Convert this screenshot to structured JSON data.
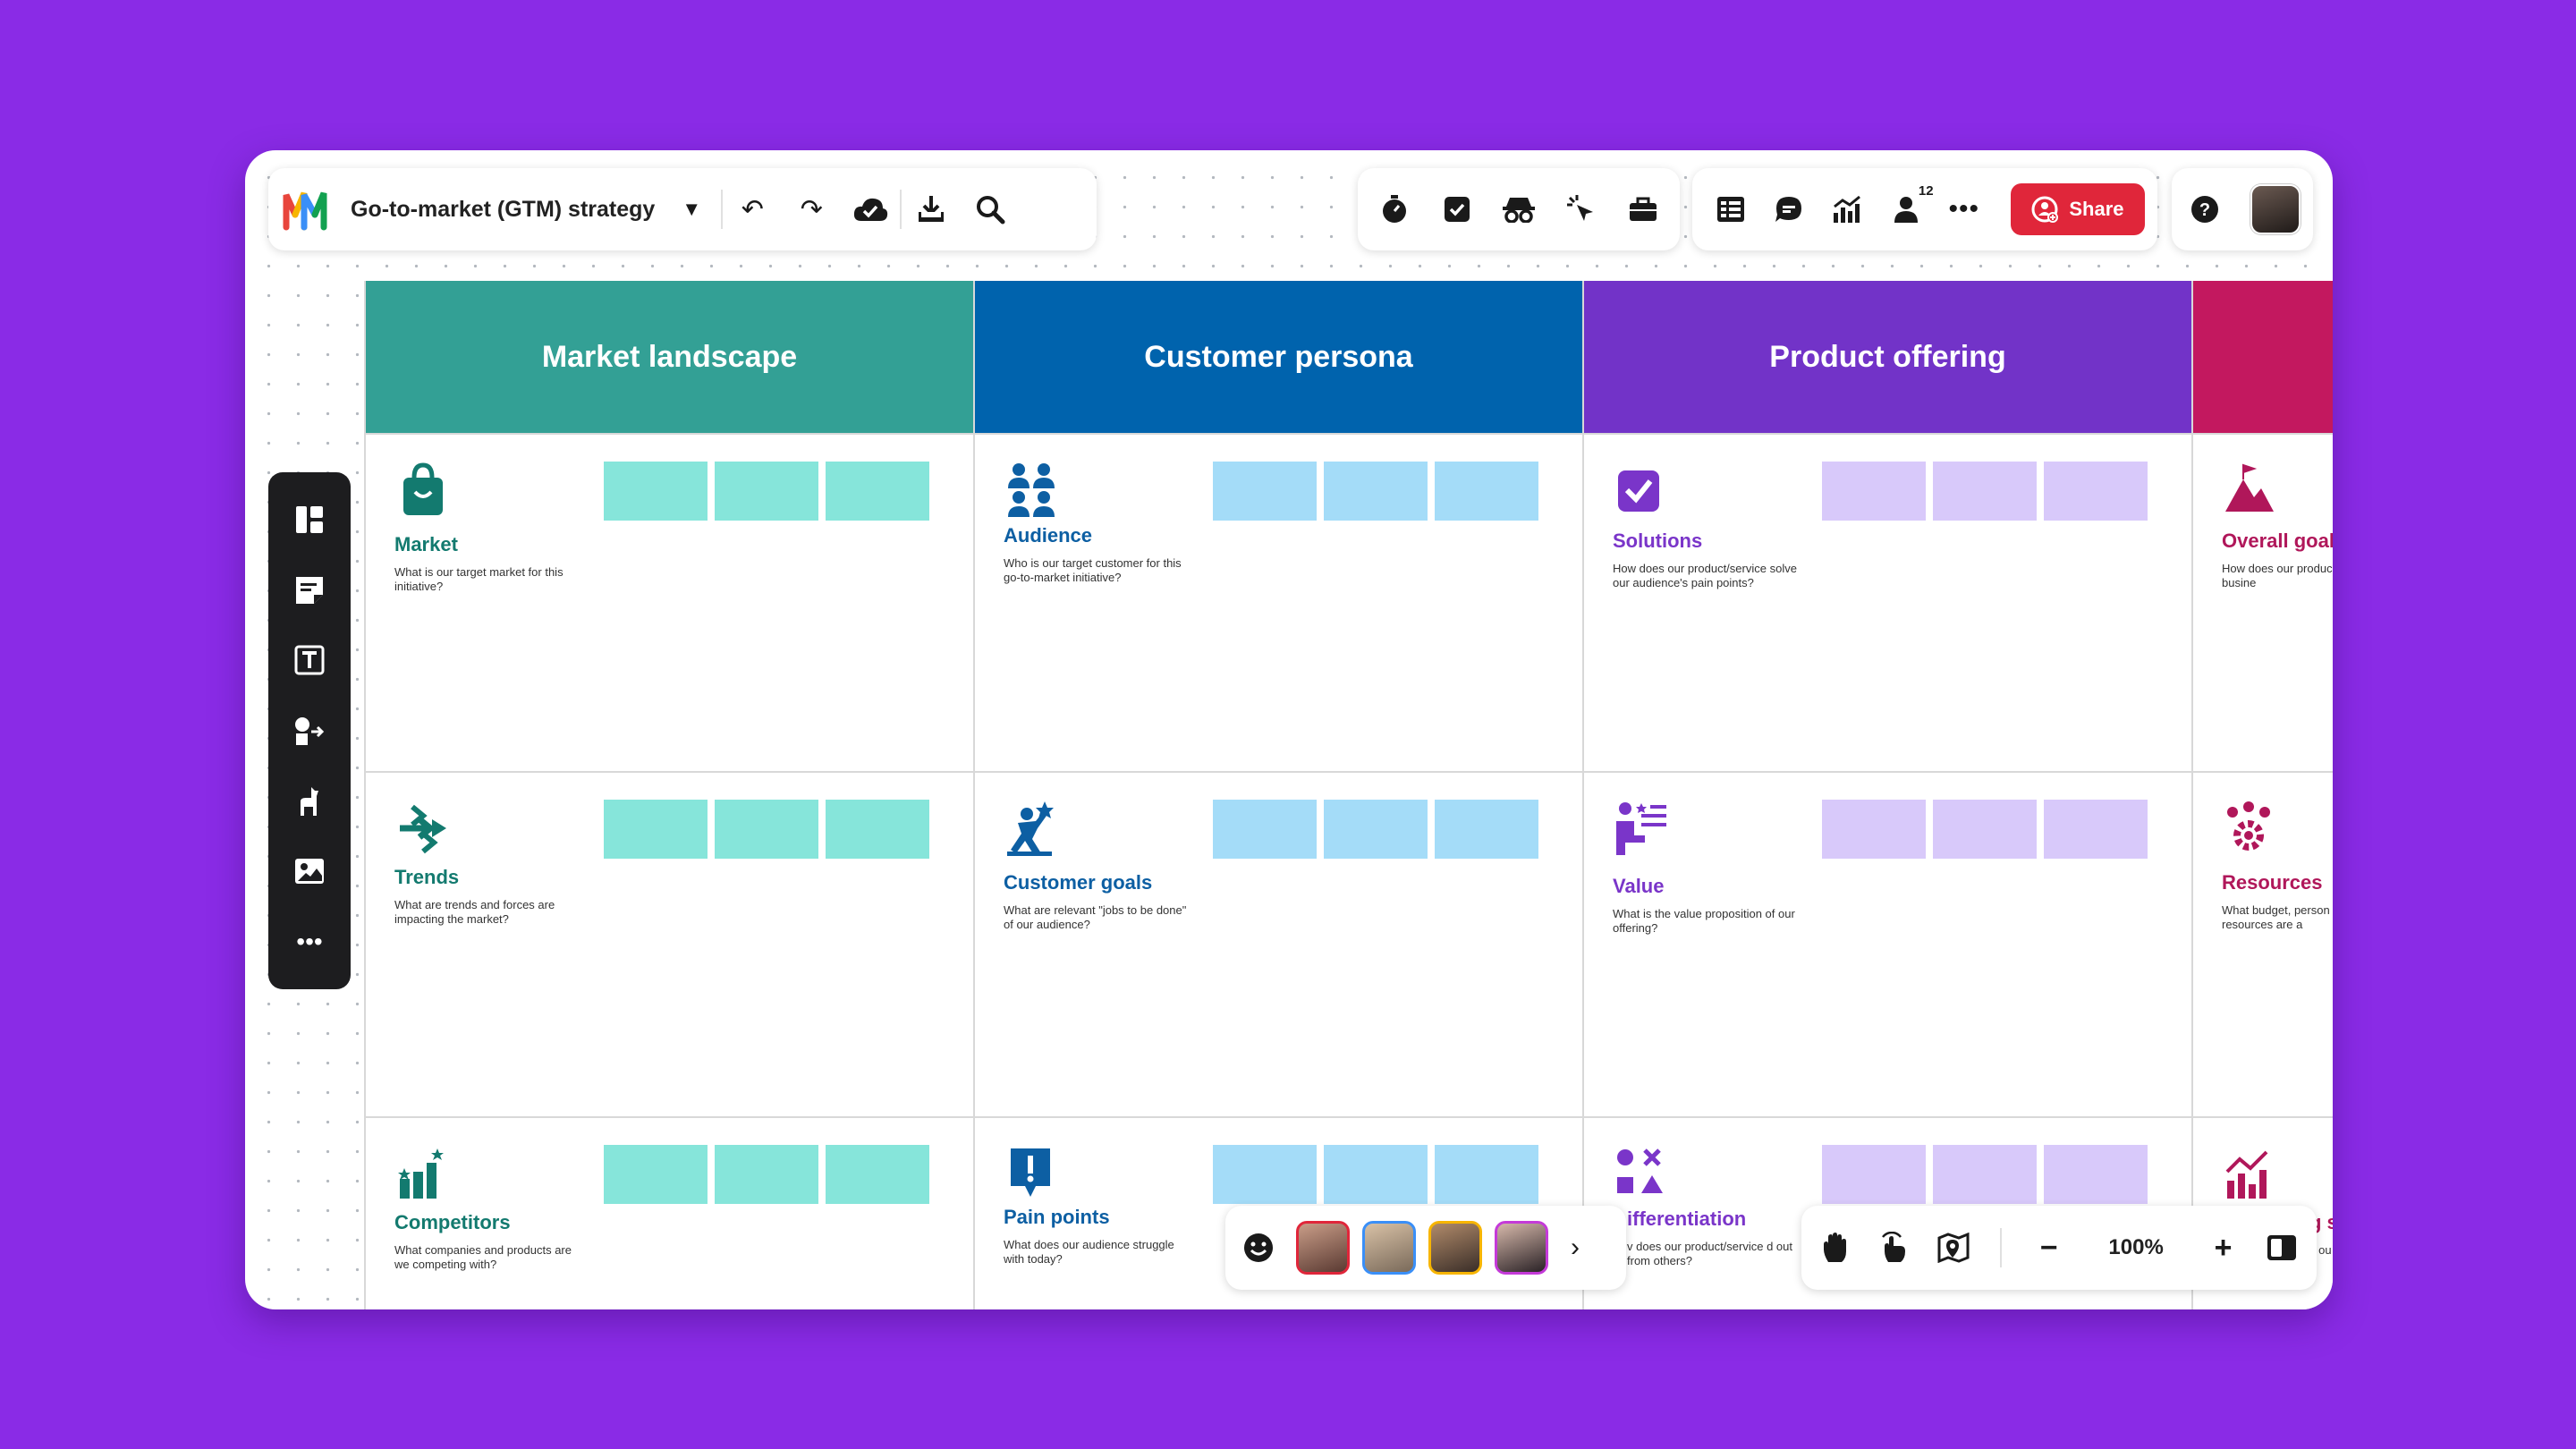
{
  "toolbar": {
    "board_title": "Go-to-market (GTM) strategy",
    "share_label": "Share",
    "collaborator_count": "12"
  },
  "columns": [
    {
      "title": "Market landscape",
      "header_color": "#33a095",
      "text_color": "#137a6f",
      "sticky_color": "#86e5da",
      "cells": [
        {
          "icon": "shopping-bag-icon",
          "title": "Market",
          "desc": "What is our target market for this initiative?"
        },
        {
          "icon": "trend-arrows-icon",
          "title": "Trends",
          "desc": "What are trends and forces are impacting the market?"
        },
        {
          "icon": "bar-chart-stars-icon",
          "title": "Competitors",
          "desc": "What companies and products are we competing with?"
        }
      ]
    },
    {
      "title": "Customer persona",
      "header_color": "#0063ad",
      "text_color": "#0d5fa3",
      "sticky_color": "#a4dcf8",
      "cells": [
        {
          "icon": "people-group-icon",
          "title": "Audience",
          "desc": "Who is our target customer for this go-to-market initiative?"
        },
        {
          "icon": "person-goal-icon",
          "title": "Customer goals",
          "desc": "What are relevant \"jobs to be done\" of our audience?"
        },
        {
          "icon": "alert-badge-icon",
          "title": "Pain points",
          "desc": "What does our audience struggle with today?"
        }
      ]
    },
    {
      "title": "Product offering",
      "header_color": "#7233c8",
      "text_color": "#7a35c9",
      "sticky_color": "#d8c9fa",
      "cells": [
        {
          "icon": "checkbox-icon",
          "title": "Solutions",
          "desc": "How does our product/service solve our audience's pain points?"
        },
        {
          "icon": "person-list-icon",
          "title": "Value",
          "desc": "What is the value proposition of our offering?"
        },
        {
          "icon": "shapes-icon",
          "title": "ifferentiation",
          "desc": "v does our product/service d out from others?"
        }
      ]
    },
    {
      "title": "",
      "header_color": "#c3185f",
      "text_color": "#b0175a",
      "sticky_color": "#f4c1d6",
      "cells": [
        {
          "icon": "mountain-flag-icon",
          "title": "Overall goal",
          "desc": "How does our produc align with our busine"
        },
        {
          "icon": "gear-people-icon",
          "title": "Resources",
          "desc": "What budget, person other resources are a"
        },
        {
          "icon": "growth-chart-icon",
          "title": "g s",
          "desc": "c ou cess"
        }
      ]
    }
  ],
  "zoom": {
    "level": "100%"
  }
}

○ ○ ○ ○ ○

Directive: Report how many lines of the data hold the string "points"; give only the number.

Written solution: 2